*Short task*. Restate the listing that follows word for word, without its pictures.

Stored records
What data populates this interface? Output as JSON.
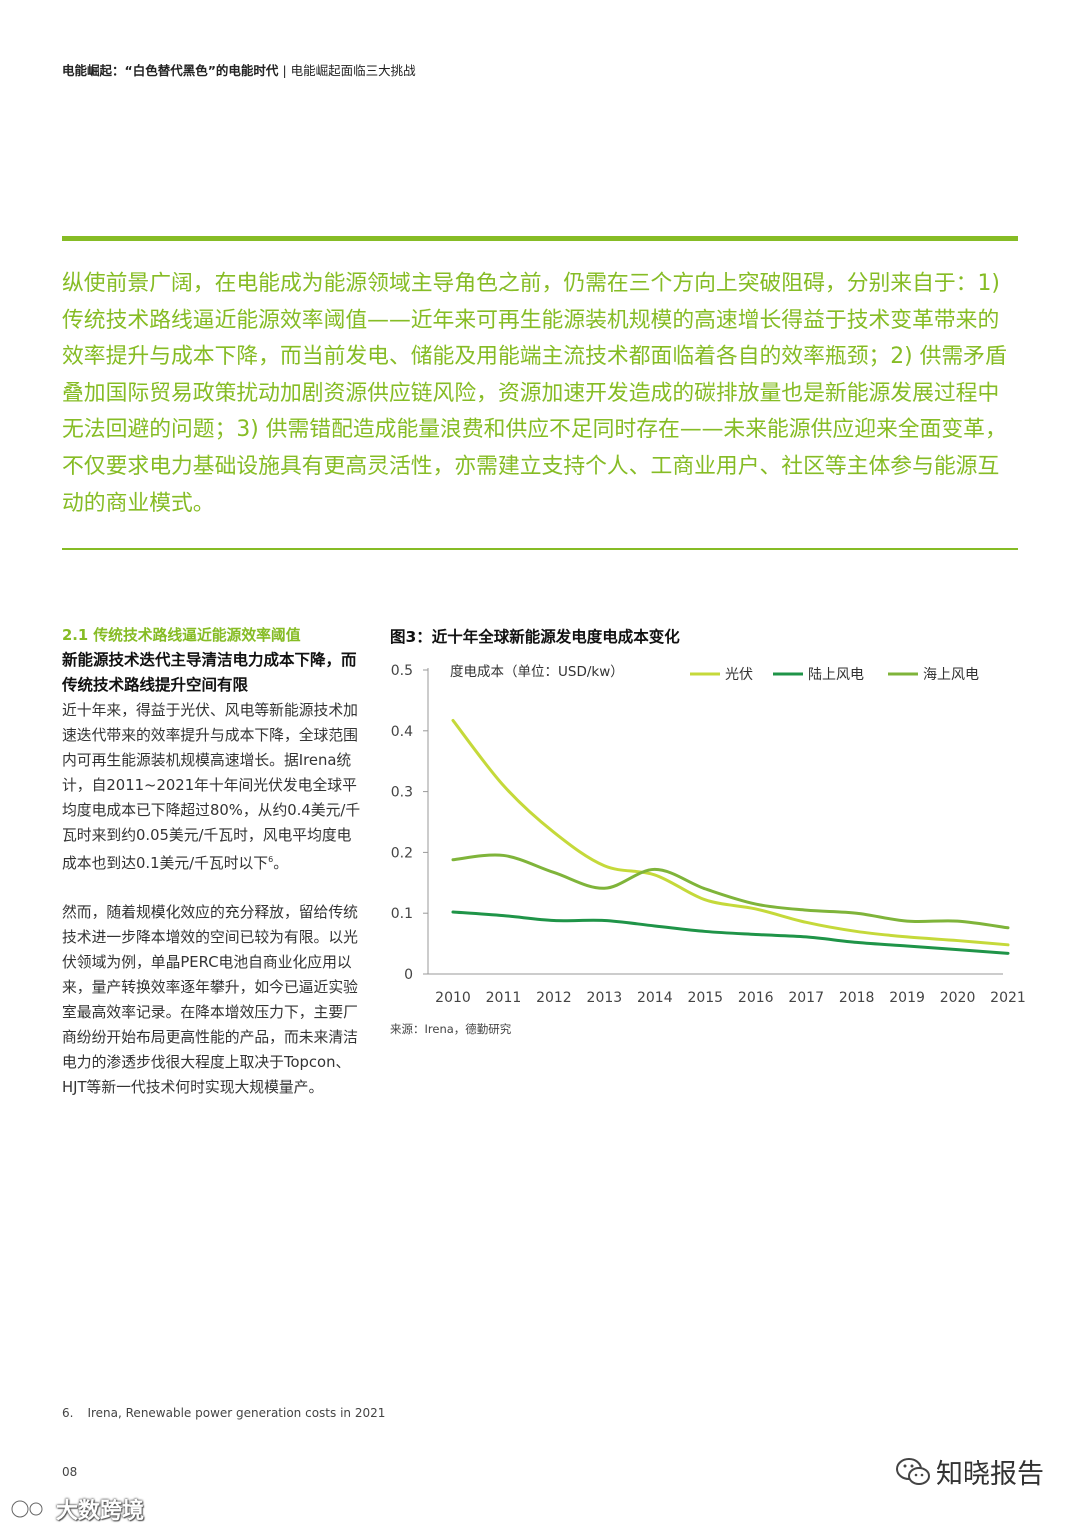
{
  "header": {
    "breadcrumb_main": "电能崛起：“白色替代黑色”的电能时代",
    "breadcrumb_sep": "|",
    "breadcrumb_sub": "电能崛起面临三大挑战"
  },
  "intro": {
    "text": "纵使前景广阔，在电能成为能源领域主导角色之前，仍需在三个方向上突破阻碍，分别来自于：1) 传统技术路线逼近能源效率阈值——近年来可再生能源装机规模的高速增长得益于技术变革带来的效率提升与成本下降，而当前发电、储能及用能端主流技术都面临着各自的效率瓶颈；2) 供需矛盾叠加国际贸易政策扰动加剧资源供应链风险，资源加速开发造成的碳排放量也是新能源发展过程中无法回避的问题；3) 供需错配造成能量浪费和供应不足同时存在——未来能源供应迎来全面变革，不仅要求电力基础设施具有更高灵活性，亦需建立支持个人、工商业用户、社区等主体参与能源互动的商业模式。"
  },
  "section": {
    "title": "2.1 传统技术路线逼近能源效率阈值",
    "subheading": "新能源技术迭代主导清洁电力成本下降，而传统技术路线提升空间有限",
    "para1": "近十年来，得益于光伏、风电等新能源技术加速迭代带来的效率提升与成本下降，全球范围内可再生能源装机规模高速增长。据Irena统计，自2011~2021年十年间光伏发电全球平均度电成本已下降超过80%，从约0.4美元/千瓦时来到约0.05美元/千瓦时，风电平均度电成本也到达0.1美元/千瓦时以下",
    "para1_sup": "6",
    "para1_end": "。",
    "para2": "然而，随着规模化效应的充分释放，留给传统技术进一步降本增效的空间已较为有限。以光伏领域为例，单晶PERC电池自商业化应用以来，量产转换效率逐年攀升，如今已逼近实验室最高效率记录。在降本增效压力下，主要厂商纷纷开始布局更高性能的产品，而未来清洁电力的渗透步伐很大程度上取决于Topcon、HJT等新一代技术何时实现大规模量产。"
  },
  "figure": {
    "title": "图3：近十年全球新能源发电度电成本变化",
    "source": "来源：Irena，德勤研究"
  },
  "chart_data": {
    "type": "line",
    "title": "图3：近十年全球新能源发电度电成本变化",
    "ylabel": "度电成本（单位：USD/kw）",
    "xlabel": "",
    "ylim": [
      0,
      0.5
    ],
    "yticks": [
      "0",
      "0.1",
      "0.2",
      "0.3",
      "0.4",
      "0.5"
    ],
    "x": [
      "2010",
      "2011",
      "2012",
      "2013",
      "2014",
      "2015",
      "2016",
      "2017",
      "2018",
      "2019",
      "2020",
      "2021"
    ],
    "grid": false,
    "legend_position": "top-right",
    "series": [
      {
        "name": "光伏",
        "color": "#c5d93a",
        "values": [
          0.417,
          0.31,
          0.233,
          0.178,
          0.163,
          0.122,
          0.107,
          0.085,
          0.07,
          0.061,
          0.055,
          0.048
        ]
      },
      {
        "name": "陆上风电",
        "color": "#1f9448",
        "values": [
          0.102,
          0.096,
          0.088,
          0.088,
          0.079,
          0.07,
          0.065,
          0.061,
          0.052,
          0.046,
          0.04,
          0.034
        ]
      },
      {
        "name": "海上风电",
        "color": "#7fb43a",
        "values": [
          0.188,
          0.195,
          0.167,
          0.141,
          0.172,
          0.14,
          0.115,
          0.105,
          0.1,
          0.087,
          0.087,
          0.076
        ]
      }
    ]
  },
  "footnote": {
    "number": "6.",
    "text": "Irena, Renewable power generation costs in 2021"
  },
  "page_number": "08",
  "watermarks": {
    "right": "知晓报告",
    "left": "大数跨境"
  }
}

*Full output*.
What data populates this interface? Output as JSON.
{
  "header": {
    "breadcrumb_main": "电能崛起：“白色替代黑色”的电能时代",
    "breadcrumb_sep": "|",
    "breadcrumb_sub": "电能崛起面临三大挑战"
  },
  "intro": {
    "text": "纵使前景广阔，在电能成为能源领域主导角色之前，仍需在三个方向上突破阻碍，分别来自于：1) 传统技术路线逼近能源效率阈值——近年来可再生能源装机规模的高速增长得益于技术变革带来的效率提升与成本下降，而当前发电、储能及用能端主流技术都面临着各自的效率瓶颈；2) 供需矛盾叠加国际贸易政策扰动加剧资源供应链风险，资源加速开发造成的碳排放量也是新能源发展过程中无法回避的问题；3) 供需错配造成能量浪费和供应不足同时存在——未来能源供应迎来全面变革，不仅要求电力基础设施具有更高灵活性，亦需建立支持个人、工商业用户、社区等主体参与能源互动的商业模式。"
  },
  "section": {
    "title": "2.1 传统技术路线逼近能源效率阈值",
    "subheading": "新能源技术迭代主导清洁电力成本下降，而传统技术路线提升空间有限",
    "para1": "近十年来，得益于光伏、风电等新能源技术加速迭代带来的效率提升与成本下降，全球范围内可再生能源装机规模高速增长。据Irena统计，自2011~2021年十年间光伏发电全球平均度电成本已下降超过80%，从约0.4美元/千瓦时来到约0.05美元/千瓦时，风电平均度电成本也到达0.1美元/千瓦时以下",
    "para1_sup": "6",
    "para1_end": "。",
    "para2": "然而，随着规模化效应的充分释放，留给传统技术进一步降本增效的空间已较为有限。以光伏领域为例，单晶PERC电池自商业化应用以来，量产转换效率逐年攀升，如今已逼近实验室最高效率记录。在降本增效压力下，主要厂商纷纷开始布局更高性能的产品，而未来清洁电力的渗透步伐很大程度上取决于Topcon、HJT等新一代技术何时实现大规模量产。"
  },
  "figure": {
    "title": "图3：近十年全球新能源发电度电成本变化",
    "source": "来源：Irena，德勤研究"
  },
  "chart_data": {
    "type": "line",
    "title": "图3：近十年全球新能源发电度电成本变化",
    "ylabel": "度电成本（单位：USD/kw）",
    "xlabel": "",
    "ylim": [
      0,
      0.5
    ],
    "yticks": [
      "0",
      "0.1",
      "0.2",
      "0.3",
      "0.4",
      "0.5"
    ],
    "x": [
      "2010",
      "2011",
      "2012",
      "2013",
      "2014",
      "2015",
      "2016",
      "2017",
      "2018",
      "2019",
      "2020",
      "2021"
    ],
    "grid": false,
    "legend_position": "top-right",
    "series": [
      {
        "name": "光伏",
        "color": "#c5d93a",
        "values": [
          0.417,
          0.31,
          0.233,
          0.178,
          0.163,
          0.122,
          0.107,
          0.085,
          0.07,
          0.061,
          0.055,
          0.048
        ]
      },
      {
        "name": "陆上风电",
        "color": "#1f9448",
        "values": [
          0.102,
          0.096,
          0.088,
          0.088,
          0.079,
          0.07,
          0.065,
          0.061,
          0.052,
          0.046,
          0.04,
          0.034
        ]
      },
      {
        "name": "海上风电",
        "color": "#7fb43a",
        "values": [
          0.188,
          0.195,
          0.167,
          0.141,
          0.172,
          0.14,
          0.115,
          0.105,
          0.1,
          0.087,
          0.087,
          0.076
        ]
      }
    ]
  },
  "footnote": {
    "number": "6.",
    "text": "Irena, Renewable power generation costs in 2021"
  },
  "page_number": "08",
  "watermarks": {
    "right": "知晓报告",
    "left": "大数跨境"
  }
}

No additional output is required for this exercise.